## Information shown
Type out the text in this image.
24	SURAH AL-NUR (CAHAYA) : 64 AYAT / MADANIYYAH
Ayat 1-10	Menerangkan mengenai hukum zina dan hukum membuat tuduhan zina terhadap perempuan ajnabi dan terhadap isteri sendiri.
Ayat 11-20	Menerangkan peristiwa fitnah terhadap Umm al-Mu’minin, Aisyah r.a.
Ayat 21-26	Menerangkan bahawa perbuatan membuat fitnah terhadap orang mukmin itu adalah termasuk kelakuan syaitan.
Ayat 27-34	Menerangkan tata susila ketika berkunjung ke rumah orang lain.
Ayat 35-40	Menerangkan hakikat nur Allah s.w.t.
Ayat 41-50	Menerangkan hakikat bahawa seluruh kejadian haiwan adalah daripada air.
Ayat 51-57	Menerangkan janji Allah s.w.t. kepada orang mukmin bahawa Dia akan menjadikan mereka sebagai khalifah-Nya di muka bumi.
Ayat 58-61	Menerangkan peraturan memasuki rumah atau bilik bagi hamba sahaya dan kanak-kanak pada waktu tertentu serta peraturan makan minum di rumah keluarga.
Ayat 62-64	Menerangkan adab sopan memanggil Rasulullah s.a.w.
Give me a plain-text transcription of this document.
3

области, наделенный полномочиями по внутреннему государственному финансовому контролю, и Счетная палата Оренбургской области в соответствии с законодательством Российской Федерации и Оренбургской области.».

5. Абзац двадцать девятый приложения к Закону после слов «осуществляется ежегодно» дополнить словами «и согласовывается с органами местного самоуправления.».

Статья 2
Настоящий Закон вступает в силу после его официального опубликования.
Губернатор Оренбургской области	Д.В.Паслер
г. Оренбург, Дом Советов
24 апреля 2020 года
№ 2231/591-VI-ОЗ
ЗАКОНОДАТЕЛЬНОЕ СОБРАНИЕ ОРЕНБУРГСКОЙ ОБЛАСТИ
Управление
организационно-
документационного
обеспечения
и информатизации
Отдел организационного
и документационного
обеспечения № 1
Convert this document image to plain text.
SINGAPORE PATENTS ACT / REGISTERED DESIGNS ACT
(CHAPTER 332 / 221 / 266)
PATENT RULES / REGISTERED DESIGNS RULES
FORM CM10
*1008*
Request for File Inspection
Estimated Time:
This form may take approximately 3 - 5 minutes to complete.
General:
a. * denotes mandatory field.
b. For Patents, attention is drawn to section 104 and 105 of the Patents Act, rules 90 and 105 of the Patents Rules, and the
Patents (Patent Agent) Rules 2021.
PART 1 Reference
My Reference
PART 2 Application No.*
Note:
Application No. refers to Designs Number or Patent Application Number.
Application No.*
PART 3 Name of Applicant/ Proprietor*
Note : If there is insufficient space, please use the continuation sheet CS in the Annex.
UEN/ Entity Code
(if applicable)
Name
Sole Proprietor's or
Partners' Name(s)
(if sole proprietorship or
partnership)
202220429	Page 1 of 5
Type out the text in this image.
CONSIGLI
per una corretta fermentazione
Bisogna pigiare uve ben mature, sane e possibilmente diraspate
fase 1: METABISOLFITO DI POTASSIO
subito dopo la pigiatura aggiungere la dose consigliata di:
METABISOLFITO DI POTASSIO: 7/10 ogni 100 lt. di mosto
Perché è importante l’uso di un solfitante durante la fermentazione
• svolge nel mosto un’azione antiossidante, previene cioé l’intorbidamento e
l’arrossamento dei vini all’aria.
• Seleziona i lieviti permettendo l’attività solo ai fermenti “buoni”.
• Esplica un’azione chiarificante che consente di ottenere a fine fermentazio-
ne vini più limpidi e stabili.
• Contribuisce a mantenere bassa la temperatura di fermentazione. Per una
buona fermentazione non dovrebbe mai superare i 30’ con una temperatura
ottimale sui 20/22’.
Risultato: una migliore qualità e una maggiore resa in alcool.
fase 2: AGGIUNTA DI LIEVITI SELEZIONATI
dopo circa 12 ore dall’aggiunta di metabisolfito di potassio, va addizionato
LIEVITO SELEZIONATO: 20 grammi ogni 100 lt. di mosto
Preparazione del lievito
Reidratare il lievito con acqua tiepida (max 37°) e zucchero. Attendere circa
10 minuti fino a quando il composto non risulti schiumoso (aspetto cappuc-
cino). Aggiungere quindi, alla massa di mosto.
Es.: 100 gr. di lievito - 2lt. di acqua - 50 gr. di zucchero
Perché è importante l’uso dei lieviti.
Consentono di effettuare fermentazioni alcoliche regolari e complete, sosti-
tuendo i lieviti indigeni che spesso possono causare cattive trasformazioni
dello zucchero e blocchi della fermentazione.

## Given exercise
Send back each record exactly as it stands.

## Exercise solution
Type out the text in this image.
24	SURAH AL-NUR (CAHAYA) : 64 AYAT / MADANIYYAH
Ayat 1-10	Menerangkan mengenai hukum zina dan hukum membuat tuduhan zina terhadap perempuan ajnabi dan terhadap isteri sendiri.
Ayat 11-20	Menerangkan peristiwa fitnah terhadap Umm al-Mu’minin, Aisyah r.a.
Ayat 21-26	Menerangkan bahawa perbuatan membuat fitnah terhadap orang mukmin itu adalah termasuk kelakuan syaitan.
Ayat 27-34	Menerangkan tata susila ketika berkunjung ke rumah orang lain.
Ayat 35-40	Menerangkan hakikat nur Allah s.w.t.
Ayat 41-50	Menerangkan hakikat bahawa seluruh kejadian haiwan adalah daripada air.
Ayat 51-57	Menerangkan janji Allah s.w.t. kepada orang mukmin bahawa Dia akan menjadikan mereka sebagai khalifah-Nya di muka bumi.
Ayat 58-61	Menerangkan peraturan memasuki rumah atau bilik bagi hamba sahaya dan kanak-kanak pada waktu tertentu serta peraturan makan minum di rumah keluarga.
Ayat 62-64	Menerangkan adab sopan memanggil Rasulullah s.a.w.
Give me a plain-text transcription of this document.
3

области, наделенный полномочиями по внутреннему государственному финансовому контролю, и Счетная палата Оренбургской области в соответствии с законодательством Российской Федерации и Оренбургской области.».

5. Абзац двадцать девятый приложения к Закону после слов «осуществляется ежегодно» дополнить словами «и согласовывается с органами местного самоуправления.».

Статья 2
Настоящий Закон вступает в силу после его официального опубликования.
Губернатор Оренбургской области	Д.В.Паслер
г. Оренбург, Дом Советов
24 апреля 2020 года
№ 2231/591-VI-ОЗ
ЗАКОНОДАТЕЛЬНОЕ СОБРАНИЕ ОРЕНБУРГСКОЙ ОБЛАСТИ
Управление
организационно-
документационного
обеспечения
и информатизации
Отдел организационного
и документационного
обеспечения № 1
Convert this document image to plain text.
SINGAPORE PATENTS ACT / REGISTERED DESIGNS ACT
(CHAPTER 332 / 221 / 266)
PATENT RULES / REGISTERED DESIGNS RULES
FORM CM10
*1008*
Request for File Inspection
Estimated Time:
This form may take approximately 3 - 5 minutes to complete.
General:
a. * denotes mandatory field.
b. For Patents, attention is drawn to section 104 and 105 of the Patents Act, rules 90 and 105 of the Patents Rules, and the
Patents (Patent Agent) Rules 2021.
PART 1 Reference
My Reference
PART 2 Application No.*
Note:
Application No. refers to Designs Number or Patent Application Number.
Application No.*
PART 3 Name of Applicant/ Proprietor*
Note : If there is insufficient space, please use the continuation sheet CS in the Annex.
UEN/ Entity Code
(if applicable)
Name
Sole Proprietor's or
Partners' Name(s)
(if sole proprietorship or
partnership)
202220429	Page 1 of 5
Type out the text in this image.
CONSIGLI
per una corretta fermentazione
Bisogna pigiare uve ben mature, sane e possibilmente diraspate
fase 1: METABISOLFITO DI POTASSIO
subito dopo la pigiatura aggiungere la dose consigliata di:
METABISOLFITO DI POTASSIO: 7/10 ogni 100 lt. di mosto
Perché è importante l’uso di un solfitante durante la fermentazione
• svolge nel mosto un’azione antiossidante, previene cioé l’intorbidamento e
l’arrossamento dei vini all’aria.
• Seleziona i lieviti permettendo l’attività solo ai fermenti “buoni”.
• Esplica un’azione chiarificante che consente di ottenere a fine fermentazio-
ne vini più limpidi e stabili.
• Contribuisce a mantenere bassa la temperatura di fermentazione. Per una
buona fermentazione non dovrebbe mai superare i 30’ con una temperatura
ottimale sui 20/22’.
Risultato: una migliore qualità e una maggiore resa in alcool.
fase 2: AGGIUNTA DI LIEVITI SELEZIONATI
dopo circa 12 ore dall’aggiunta di metabisolfito di potassio, va addizionato
LIEVITO SELEZIONATO: 20 grammi ogni 100 lt. di mosto
Preparazione del lievito
Reidratare il lievito con acqua tiepida (max 37°) e zucchero. Attendere circa
10 minuti fino a quando il composto non risulti schiumoso (aspetto cappuc-
cino). Aggiungere quindi, alla massa di mosto.
Es.: 100 gr. di lievito - 2lt. di acqua - 50 gr. di zucchero
Perché è importante l’uso dei lieviti.
Consentono di effettuare fermentazioni alcoliche regolari e complete, sosti-
tuendo i lieviti indigeni che spesso possono causare cattive trasformazioni
dello zucchero e blocchi della fermentazione.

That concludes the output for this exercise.